** start of Record excerpts **

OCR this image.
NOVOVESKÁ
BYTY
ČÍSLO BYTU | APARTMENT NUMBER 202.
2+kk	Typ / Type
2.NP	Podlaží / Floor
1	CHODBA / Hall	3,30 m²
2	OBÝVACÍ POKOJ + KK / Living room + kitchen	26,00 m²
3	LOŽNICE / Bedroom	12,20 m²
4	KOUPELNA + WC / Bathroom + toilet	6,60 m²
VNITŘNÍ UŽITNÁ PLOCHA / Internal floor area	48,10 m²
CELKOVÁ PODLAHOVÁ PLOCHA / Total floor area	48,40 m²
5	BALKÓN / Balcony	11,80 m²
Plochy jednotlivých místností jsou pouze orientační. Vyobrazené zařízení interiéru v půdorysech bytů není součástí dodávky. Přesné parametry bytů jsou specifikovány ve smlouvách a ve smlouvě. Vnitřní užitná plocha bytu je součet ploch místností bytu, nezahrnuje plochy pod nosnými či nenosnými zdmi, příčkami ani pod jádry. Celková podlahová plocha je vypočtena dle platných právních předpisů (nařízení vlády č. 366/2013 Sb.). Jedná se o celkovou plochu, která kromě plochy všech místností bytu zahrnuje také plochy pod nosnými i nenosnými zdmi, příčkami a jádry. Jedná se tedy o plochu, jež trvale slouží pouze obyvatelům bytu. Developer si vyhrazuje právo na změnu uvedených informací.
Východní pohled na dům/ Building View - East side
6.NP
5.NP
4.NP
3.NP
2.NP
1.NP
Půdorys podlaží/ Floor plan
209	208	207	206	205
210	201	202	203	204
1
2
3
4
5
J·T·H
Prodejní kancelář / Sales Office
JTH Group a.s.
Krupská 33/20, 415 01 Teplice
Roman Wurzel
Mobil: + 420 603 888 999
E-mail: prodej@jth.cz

** end of Record excerpts **

* _Exercise details_
Check all the records above and select each line where the string "area" is found.

* _Reply to the task_
VNITŘNÍ UŽITNÁ PLOCHA / Internal floor area	48,10 m²
CELKOVÁ PODLAHOVÁ PLOCHA / Total floor area	48,40 m²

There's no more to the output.